Do this: All of the data below must be repeated exactly.

Input:

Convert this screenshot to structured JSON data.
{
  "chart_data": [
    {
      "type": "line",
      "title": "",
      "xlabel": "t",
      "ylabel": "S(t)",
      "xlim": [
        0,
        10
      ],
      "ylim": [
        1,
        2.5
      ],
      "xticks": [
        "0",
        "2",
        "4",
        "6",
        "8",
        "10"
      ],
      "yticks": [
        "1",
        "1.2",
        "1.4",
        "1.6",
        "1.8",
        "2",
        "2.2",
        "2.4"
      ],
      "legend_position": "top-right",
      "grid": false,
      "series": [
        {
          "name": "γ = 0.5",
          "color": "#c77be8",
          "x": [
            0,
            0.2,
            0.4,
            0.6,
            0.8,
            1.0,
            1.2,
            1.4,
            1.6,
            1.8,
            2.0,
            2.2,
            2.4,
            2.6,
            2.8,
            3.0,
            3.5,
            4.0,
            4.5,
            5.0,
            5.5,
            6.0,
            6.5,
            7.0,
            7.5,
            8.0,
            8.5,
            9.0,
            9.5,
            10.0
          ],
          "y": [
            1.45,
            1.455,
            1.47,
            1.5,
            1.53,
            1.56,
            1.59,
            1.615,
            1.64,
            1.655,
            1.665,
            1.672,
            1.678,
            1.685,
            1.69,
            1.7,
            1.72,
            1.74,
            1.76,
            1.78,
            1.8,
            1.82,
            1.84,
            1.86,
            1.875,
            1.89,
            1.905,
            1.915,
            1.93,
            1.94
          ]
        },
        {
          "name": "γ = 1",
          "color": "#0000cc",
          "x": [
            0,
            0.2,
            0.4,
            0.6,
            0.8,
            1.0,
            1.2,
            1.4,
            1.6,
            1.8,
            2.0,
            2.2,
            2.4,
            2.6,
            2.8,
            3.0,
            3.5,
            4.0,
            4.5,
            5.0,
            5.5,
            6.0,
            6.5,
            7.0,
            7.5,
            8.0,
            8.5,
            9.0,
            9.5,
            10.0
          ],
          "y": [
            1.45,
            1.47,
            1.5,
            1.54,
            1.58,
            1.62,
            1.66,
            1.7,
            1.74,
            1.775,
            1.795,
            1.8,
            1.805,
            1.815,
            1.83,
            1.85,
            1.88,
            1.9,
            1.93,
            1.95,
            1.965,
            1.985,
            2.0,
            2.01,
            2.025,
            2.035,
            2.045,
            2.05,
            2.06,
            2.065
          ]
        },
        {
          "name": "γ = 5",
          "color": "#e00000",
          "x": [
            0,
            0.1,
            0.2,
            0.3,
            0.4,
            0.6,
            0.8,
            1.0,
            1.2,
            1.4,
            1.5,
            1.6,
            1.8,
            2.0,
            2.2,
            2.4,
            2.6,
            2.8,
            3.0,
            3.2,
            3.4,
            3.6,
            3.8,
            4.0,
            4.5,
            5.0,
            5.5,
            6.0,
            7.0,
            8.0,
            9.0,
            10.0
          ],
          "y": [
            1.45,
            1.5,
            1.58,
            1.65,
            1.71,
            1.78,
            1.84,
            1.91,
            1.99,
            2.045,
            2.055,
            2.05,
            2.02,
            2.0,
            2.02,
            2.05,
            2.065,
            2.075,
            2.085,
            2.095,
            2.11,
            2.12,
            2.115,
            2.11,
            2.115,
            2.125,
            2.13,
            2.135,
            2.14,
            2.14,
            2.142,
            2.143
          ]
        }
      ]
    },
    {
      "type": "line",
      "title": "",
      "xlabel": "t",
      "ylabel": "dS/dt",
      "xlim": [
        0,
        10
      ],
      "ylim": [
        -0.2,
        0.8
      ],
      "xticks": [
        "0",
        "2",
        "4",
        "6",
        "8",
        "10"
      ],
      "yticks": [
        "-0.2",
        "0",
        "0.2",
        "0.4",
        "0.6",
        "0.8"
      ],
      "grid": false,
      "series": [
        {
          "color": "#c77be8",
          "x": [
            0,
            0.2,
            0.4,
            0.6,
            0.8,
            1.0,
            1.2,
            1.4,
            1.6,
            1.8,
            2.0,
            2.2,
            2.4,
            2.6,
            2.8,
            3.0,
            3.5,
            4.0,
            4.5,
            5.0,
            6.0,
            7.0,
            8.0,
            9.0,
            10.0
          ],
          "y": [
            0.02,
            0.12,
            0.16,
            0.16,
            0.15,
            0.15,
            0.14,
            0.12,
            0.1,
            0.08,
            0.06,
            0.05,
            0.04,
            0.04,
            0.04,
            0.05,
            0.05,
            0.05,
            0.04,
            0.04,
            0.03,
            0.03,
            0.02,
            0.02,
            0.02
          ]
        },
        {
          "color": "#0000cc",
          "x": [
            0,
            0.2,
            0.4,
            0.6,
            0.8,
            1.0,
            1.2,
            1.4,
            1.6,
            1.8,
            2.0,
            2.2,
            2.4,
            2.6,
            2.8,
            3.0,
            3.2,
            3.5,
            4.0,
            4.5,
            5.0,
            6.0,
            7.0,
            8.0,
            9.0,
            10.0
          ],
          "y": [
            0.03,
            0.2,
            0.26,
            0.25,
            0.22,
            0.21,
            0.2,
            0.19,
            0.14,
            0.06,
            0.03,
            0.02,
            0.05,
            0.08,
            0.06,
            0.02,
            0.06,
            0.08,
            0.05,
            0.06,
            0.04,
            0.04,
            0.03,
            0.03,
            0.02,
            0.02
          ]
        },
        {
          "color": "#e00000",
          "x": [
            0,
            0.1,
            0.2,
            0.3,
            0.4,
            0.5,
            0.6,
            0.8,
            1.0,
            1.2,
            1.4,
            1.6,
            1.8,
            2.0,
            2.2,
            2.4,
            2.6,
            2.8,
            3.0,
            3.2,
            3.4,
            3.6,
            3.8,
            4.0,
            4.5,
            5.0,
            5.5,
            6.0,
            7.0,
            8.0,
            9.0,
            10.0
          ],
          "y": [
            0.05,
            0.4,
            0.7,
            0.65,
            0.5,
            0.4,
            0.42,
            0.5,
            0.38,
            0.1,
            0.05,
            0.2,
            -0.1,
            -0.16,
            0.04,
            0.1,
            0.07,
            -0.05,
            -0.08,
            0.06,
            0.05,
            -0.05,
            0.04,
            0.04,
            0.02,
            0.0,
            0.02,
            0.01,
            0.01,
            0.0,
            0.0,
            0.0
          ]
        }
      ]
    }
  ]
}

Written reply:
Convert this screenshot to structured JSON data.
{
  "chart_data": [
    {
      "type": "line",
      "title": "",
      "xlabel": "t",
      "ylabel": "S(t)",
      "xlim": [
        0,
        10
      ],
      "ylim": [
        1,
        2.5
      ],
      "xticks": [
        "0",
        "2",
        "4",
        "6",
        "8",
        "10"
      ],
      "yticks": [
        "1",
        "1.2",
        "1.4",
        "1.6",
        "1.8",
        "2",
        "2.2",
        "2.4"
      ],
      "legend_position": "top-right",
      "grid": false,
      "series": [
        {
          "name": "γ = 0.5",
          "color": "#c77be8",
          "x": [
            0,
            0.2,
            0.4,
            0.6,
            0.8,
            1.0,
            1.2,
            1.4,
            1.6,
            1.8,
            2.0,
            2.2,
            2.4,
            2.6,
            2.8,
            3.0,
            3.5,
            4.0,
            4.5,
            5.0,
            5.5,
            6.0,
            6.5,
            7.0,
            7.5,
            8.0,
            8.5,
            9.0,
            9.5,
            10.0
          ],
          "y": [
            1.45,
            1.455,
            1.47,
            1.5,
            1.53,
            1.56,
            1.59,
            1.615,
            1.64,
            1.655,
            1.665,
            1.672,
            1.678,
            1.685,
            1.69,
            1.7,
            1.72,
            1.74,
            1.76,
            1.78,
            1.8,
            1.82,
            1.84,
            1.86,
            1.875,
            1.89,
            1.905,
            1.915,
            1.93,
            1.94
          ]
        },
        {
          "name": "γ = 1",
          "color": "#0000cc",
          "x": [
            0,
            0.2,
            0.4,
            0.6,
            0.8,
            1.0,
            1.2,
            1.4,
            1.6,
            1.8,
            2.0,
            2.2,
            2.4,
            2.6,
            2.8,
            3.0,
            3.5,
            4.0,
            4.5,
            5.0,
            5.5,
            6.0,
            6.5,
            7.0,
            7.5,
            8.0,
            8.5,
            9.0,
            9.5,
            10.0
          ],
          "y": [
            1.45,
            1.47,
            1.5,
            1.54,
            1.58,
            1.62,
            1.66,
            1.7,
            1.74,
            1.775,
            1.795,
            1.8,
            1.805,
            1.815,
            1.83,
            1.85,
            1.88,
            1.9,
            1.93,
            1.95,
            1.965,
            1.985,
            2.0,
            2.01,
            2.025,
            2.035,
            2.045,
            2.05,
            2.06,
            2.065
          ]
        },
        {
          "name": "γ = 5",
          "color": "#e00000",
          "x": [
            0,
            0.1,
            0.2,
            0.3,
            0.4,
            0.6,
            0.8,
            1.0,
            1.2,
            1.4,
            1.5,
            1.6,
            1.8,
            2.0,
            2.2,
            2.4,
            2.6,
            2.8,
            3.0,
            3.2,
            3.4,
            3.6,
            3.8,
            4.0,
            4.5,
            5.0,
            5.5,
            6.0,
            7.0,
            8.0,
            9.0,
            10.0
          ],
          "y": [
            1.45,
            1.5,
            1.58,
            1.65,
            1.71,
            1.78,
            1.84,
            1.91,
            1.99,
            2.045,
            2.055,
            2.05,
            2.02,
            2.0,
            2.02,
            2.05,
            2.065,
            2.075,
            2.085,
            2.095,
            2.11,
            2.12,
            2.115,
            2.11,
            2.115,
            2.125,
            2.13,
            2.135,
            2.14,
            2.14,
            2.142,
            2.143
          ]
        }
      ]
    },
    {
      "type": "line",
      "title": "",
      "xlabel": "t",
      "ylabel": "dS/dt",
      "xlim": [
        0,
        10
      ],
      "ylim": [
        -0.2,
        0.8
      ],
      "xticks": [
        "0",
        "2",
        "4",
        "6",
        "8",
        "10"
      ],
      "yticks": [
        "-0.2",
        "0",
        "0.2",
        "0.4",
        "0.6",
        "0.8"
      ],
      "grid": false,
      "series": [
        {
          "color": "#c77be8",
          "x": [
            0,
            0.2,
            0.4,
            0.6,
            0.8,
            1.0,
            1.2,
            1.4,
            1.6,
            1.8,
            2.0,
            2.2,
            2.4,
            2.6,
            2.8,
            3.0,
            3.5,
            4.0,
            4.5,
            5.0,
            6.0,
            7.0,
            8.0,
            9.0,
            10.0
          ],
          "y": [
            0.02,
            0.12,
            0.16,
            0.16,
            0.15,
            0.15,
            0.14,
            0.12,
            0.1,
            0.08,
            0.06,
            0.05,
            0.04,
            0.04,
            0.04,
            0.05,
            0.05,
            0.05,
            0.04,
            0.04,
            0.03,
            0.03,
            0.02,
            0.02,
            0.02
          ]
        },
        {
          "color": "#0000cc",
          "x": [
            0,
            0.2,
            0.4,
            0.6,
            0.8,
            1.0,
            1.2,
            1.4,
            1.6,
            1.8,
            2.0,
            2.2,
            2.4,
            2.6,
            2.8,
            3.0,
            3.2,
            3.5,
            4.0,
            4.5,
            5.0,
            6.0,
            7.0,
            8.0,
            9.0,
            10.0
          ],
          "y": [
            0.03,
            0.2,
            0.26,
            0.25,
            0.22,
            0.21,
            0.2,
            0.19,
            0.14,
            0.06,
            0.03,
            0.02,
            0.05,
            0.08,
            0.06,
            0.02,
            0.06,
            0.08,
            0.05,
            0.06,
            0.04,
            0.04,
            0.03,
            0.03,
            0.02,
            0.02
          ]
        },
        {
          "color": "#e00000",
          "x": [
            0,
            0.1,
            0.2,
            0.3,
            0.4,
            0.5,
            0.6,
            0.8,
            1.0,
            1.2,
            1.4,
            1.6,
            1.8,
            2.0,
            2.2,
            2.4,
            2.6,
            2.8,
            3.0,
            3.2,
            3.4,
            3.6,
            3.8,
            4.0,
            4.5,
            5.0,
            5.5,
            6.0,
            7.0,
            8.0,
            9.0,
            10.0
          ],
          "y": [
            0.05,
            0.4,
            0.7,
            0.65,
            0.5,
            0.4,
            0.42,
            0.5,
            0.38,
            0.1,
            0.05,
            0.2,
            -0.1,
            -0.16,
            0.04,
            0.1,
            0.07,
            -0.05,
            -0.08,
            0.06,
            0.05,
            -0.05,
            0.04,
            0.04,
            0.02,
            0.0,
            0.02,
            0.01,
            0.01,
            0.0,
            0.0,
            0.0
          ]
        }
      ]
    }
  ]
}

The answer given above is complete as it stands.